__Your task__. Extract all records. Keep each one exact.

:: Input rows

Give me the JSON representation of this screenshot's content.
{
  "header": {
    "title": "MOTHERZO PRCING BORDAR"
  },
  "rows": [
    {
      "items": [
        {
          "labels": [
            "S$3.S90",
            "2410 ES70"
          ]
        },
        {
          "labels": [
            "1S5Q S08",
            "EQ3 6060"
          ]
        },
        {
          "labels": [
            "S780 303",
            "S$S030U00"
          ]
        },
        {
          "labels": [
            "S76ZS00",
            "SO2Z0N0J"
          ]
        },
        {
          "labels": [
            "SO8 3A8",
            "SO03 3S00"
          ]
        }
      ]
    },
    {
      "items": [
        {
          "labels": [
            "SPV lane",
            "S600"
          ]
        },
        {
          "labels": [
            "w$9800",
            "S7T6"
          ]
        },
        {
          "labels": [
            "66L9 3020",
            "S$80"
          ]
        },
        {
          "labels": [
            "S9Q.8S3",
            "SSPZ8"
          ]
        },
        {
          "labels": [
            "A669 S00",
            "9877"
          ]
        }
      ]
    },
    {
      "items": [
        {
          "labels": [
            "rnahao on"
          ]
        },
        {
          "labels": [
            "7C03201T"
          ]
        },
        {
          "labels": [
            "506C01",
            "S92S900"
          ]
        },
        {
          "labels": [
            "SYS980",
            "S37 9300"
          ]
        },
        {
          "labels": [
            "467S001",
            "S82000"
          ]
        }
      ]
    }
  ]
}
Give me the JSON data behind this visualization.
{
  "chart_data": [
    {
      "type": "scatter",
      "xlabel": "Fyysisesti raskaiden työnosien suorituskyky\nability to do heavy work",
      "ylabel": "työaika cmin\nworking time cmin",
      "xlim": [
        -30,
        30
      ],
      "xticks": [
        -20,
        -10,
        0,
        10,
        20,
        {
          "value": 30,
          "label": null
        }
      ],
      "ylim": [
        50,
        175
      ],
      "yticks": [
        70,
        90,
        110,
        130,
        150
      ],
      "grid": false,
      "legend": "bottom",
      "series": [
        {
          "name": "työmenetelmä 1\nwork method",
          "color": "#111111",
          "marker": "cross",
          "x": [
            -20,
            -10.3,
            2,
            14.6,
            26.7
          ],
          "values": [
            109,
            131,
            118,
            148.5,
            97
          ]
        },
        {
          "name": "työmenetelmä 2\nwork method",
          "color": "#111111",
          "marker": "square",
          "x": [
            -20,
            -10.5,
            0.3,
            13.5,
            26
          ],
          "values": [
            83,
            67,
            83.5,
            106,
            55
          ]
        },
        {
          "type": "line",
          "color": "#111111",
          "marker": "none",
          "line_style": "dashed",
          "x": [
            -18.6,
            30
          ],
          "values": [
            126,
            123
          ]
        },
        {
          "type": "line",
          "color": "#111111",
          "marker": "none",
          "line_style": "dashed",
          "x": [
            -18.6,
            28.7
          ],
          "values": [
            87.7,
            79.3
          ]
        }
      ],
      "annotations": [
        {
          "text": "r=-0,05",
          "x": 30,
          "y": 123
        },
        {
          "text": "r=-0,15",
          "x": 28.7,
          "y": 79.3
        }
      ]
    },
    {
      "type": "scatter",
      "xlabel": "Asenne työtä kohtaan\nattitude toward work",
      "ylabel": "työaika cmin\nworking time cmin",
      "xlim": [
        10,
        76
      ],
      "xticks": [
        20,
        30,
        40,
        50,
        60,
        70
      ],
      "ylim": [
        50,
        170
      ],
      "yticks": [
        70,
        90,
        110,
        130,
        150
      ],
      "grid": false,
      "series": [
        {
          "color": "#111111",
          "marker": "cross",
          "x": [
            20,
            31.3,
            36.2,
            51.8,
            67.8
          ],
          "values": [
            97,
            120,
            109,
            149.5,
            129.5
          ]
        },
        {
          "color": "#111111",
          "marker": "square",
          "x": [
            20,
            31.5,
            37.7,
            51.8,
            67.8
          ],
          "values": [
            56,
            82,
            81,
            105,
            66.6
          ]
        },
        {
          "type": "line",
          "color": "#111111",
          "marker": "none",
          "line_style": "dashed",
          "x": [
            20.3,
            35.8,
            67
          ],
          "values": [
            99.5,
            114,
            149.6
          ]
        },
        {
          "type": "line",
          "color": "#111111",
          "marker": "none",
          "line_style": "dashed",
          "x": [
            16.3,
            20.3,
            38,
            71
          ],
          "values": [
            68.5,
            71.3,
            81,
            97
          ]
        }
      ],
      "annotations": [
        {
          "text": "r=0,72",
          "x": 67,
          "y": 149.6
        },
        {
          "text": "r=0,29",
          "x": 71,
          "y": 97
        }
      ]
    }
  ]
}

::::

__Answer below__.
Give me the JSON representation of this screenshot's content.
{
  "header": {
    "title": "MOTHERZO PRCING BORDAR"
  },
  "rows": [
    {
      "items": [
        {
          "labels": [
            "S$3.S90",
            "2410 ES70"
          ]
        },
        {
          "labels": [
            "1S5Q S08",
            "EQ3 6060"
          ]
        },
        {
          "labels": [
            "S780 303",
            "S$S030U00"
          ]
        },
        {
          "labels": [
            "S76ZS00",
            "SO2Z0N0J"
          ]
        },
        {
          "labels": [
            "SO8 3A8",
            "SO03 3S00"
          ]
        }
      ]
    },
    {
      "items": [
        {
          "labels": [
            "SPV lane",
            "S600"
          ]
        },
        {
          "labels": [
            "w$9800",
            "S7T6"
          ]
        },
        {
          "labels": [
            "66L9 3020",
            "S$80"
          ]
        },
        {
          "labels": [
            "S9Q.8S3",
            "SSPZ8"
          ]
        },
        {
          "labels": [
            "A669 S00",
            "9877"
          ]
        }
      ]
    },
    {
      "items": [
        {
          "labels": [
            "rnahao on"
          ]
        },
        {
          "labels": [
            "7C03201T"
          ]
        },
        {
          "labels": [
            "506C01",
            "S92S900"
          ]
        },
        {
          "labels": [
            "SYS980",
            "S37 9300"
          ]
        },
        {
          "labels": [
            "467S001",
            "S82000"
          ]
        }
      ]
    }
  ]
}
Give me the JSON data behind this visualization.
{
  "chart_data": [
    {
      "type": "scatter",
      "xlabel": "Fyysisesti raskaiden työnosien suorituskyky\nability to do heavy work",
      "ylabel": "työaika cmin\nworking time cmin",
      "xlim": [
        -30,
        30
      ],
      "xticks": [
        -20,
        -10,
        0,
        10,
        20,
        {
          "value": 30,
          "label": null
        }
      ],
      "ylim": [
        50,
        175
      ],
      "yticks": [
        70,
        90,
        110,
        130,
        150
      ],
      "grid": false,
      "legend": "bottom",
      "series": [
        {
          "name": "työmenetelmä 1\nwork method",
          "color": "#111111",
          "marker": "cross",
          "x": [
            -20,
            -10.3,
            2,
            14.6,
            26.7
          ],
          "values": [
            109,
            131,
            118,
            148.5,
            97
          ]
        },
        {
          "name": "työmenetelmä 2\nwork method",
          "color": "#111111",
          "marker": "square",
          "x": [
            -20,
            -10.5,
            0.3,
            13.5,
            26
          ],
          "values": [
            83,
            67,
            83.5,
            106,
            55
          ]
        },
        {
          "type": "line",
          "color": "#111111",
          "marker": "none",
          "line_style": "dashed",
          "x": [
            -18.6,
            30
          ],
          "values": [
            126,
            123
          ]
        },
        {
          "type": "line",
          "color": "#111111",
          "marker": "none",
          "line_style": "dashed",
          "x": [
            -18.6,
            28.7
          ],
          "values": [
            87.7,
            79.3
          ]
        }
      ],
      "annotations": [
        {
          "text": "r=-0,05",
          "x": 30,
          "y": 123
        },
        {
          "text": "r=-0,15",
          "x": 28.7,
          "y": 79.3
        }
      ]
    },
    {
      "type": "scatter",
      "xlabel": "Asenne työtä kohtaan\nattitude toward work",
      "ylabel": "työaika cmin\nworking time cmin",
      "xlim": [
        10,
        76
      ],
      "xticks": [
        20,
        30,
        40,
        50,
        60,
        70
      ],
      "ylim": [
        50,
        170
      ],
      "yticks": [
        70,
        90,
        110,
        130,
        150
      ],
      "grid": false,
      "series": [
        {
          "color": "#111111",
          "marker": "cross",
          "x": [
            20,
            31.3,
            36.2,
            51.8,
            67.8
          ],
          "values": [
            97,
            120,
            109,
            149.5,
            129.5
          ]
        },
        {
          "color": "#111111",
          "marker": "square",
          "x": [
            20,
            31.5,
            37.7,
            51.8,
            67.8
          ],
          "values": [
            56,
            82,
            81,
            105,
            66.6
          ]
        },
        {
          "type": "line",
          "color": "#111111",
          "marker": "none",
          "line_style": "dashed",
          "x": [
            20.3,
            35.8,
            67
          ],
          "values": [
            99.5,
            114,
            149.6
          ]
        },
        {
          "type": "line",
          "color": "#111111",
          "marker": "none",
          "line_style": "dashed",
          "x": [
            16.3,
            20.3,
            38,
            71
          ],
          "values": [
            68.5,
            71.3,
            81,
            97
          ]
        }
      ],
      "annotations": [
        {
          "text": "r=0,72",
          "x": 67,
          "y": 149.6
        },
        {
          "text": "r=0,29",
          "x": 71,
          "y": 97
        }
      ]
    }
  ]
}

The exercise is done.